PROVIDED RECORDS
[Begin]

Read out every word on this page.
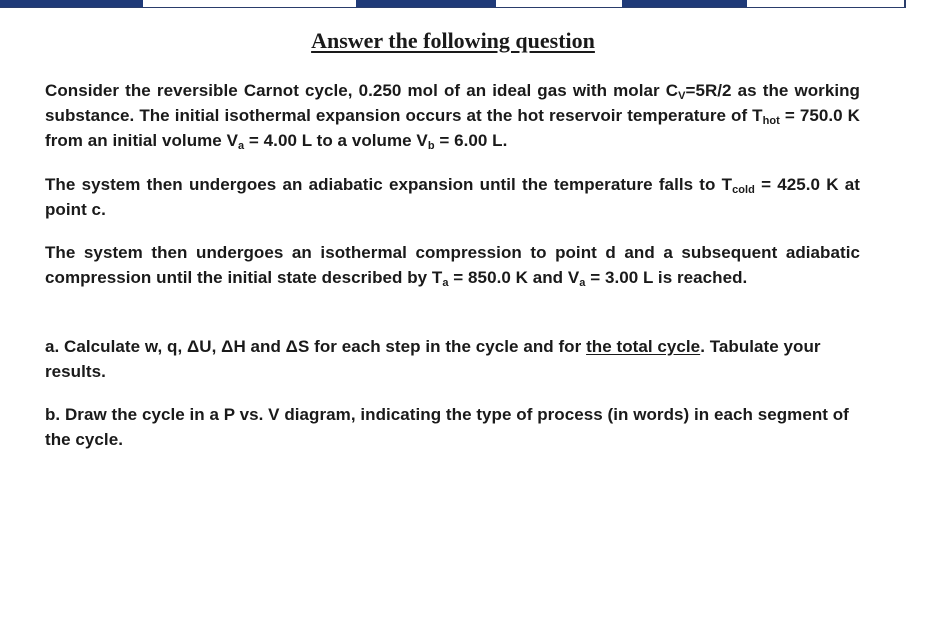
Answer the following question

Consider the reversible Carnot cycle, 0.250 mol of an ideal gas with molar $C_V=5R/2$ as the working substance. The initial isothermal expansion occurs at the hot reservoir temperature of $T_{hot} = 750.0$ K from an initial volume $V_a = 4.00$ L to a volume $V_b = 6.00$ L.

The system then undergoes an adiabatic expansion until the temperature falls to $T_{cold} = 425.0$ K at point c.

The system then undergoes an isothermal compression to point d and a subsequent adiabatic compression until the initial state described by $T_a = 850.0$ K and $V_a = 3.00$ L is reached.

a. Calculate w, q, ΔU, ΔH and ΔS for each step in the cycle and for the total cycle. Tabulate your results.

b. Draw the cycle in a P vs. V diagram, indicating the type of process (in words) in each segment of the cycle.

[End]

WHAT IS NEEDED
Repeat each line of the records above exactly, but do not copy the pictures.

RESULT OF THIS TASK
Read out every word on this page.
Answer the following question

Consider the reversible Carnot cycle, 0.250 mol of an ideal gas with molar $C_V=5R/2$ as the working substance. The initial isothermal expansion occurs at the hot reservoir temperature of $T_{hot} = 750.0$ K from an initial volume $V_a = 4.00$ L to a volume $V_b = 6.00$ L.

The system then undergoes an adiabatic expansion until the temperature falls to $T_{cold} = 425.0$ K at point c.

The system then undergoes an isothermal compression to point d and a subsequent adiabatic compression until the initial state described by $T_a = 850.0$ K and $V_a = 3.00$ L is reached.

a. Calculate w, q, ΔU, ΔH and ΔS for each step in the cycle and for the total cycle. Tabulate your results.

b. Draw the cycle in a P vs. V diagram, indicating the type of process (in words) in each segment of the cycle.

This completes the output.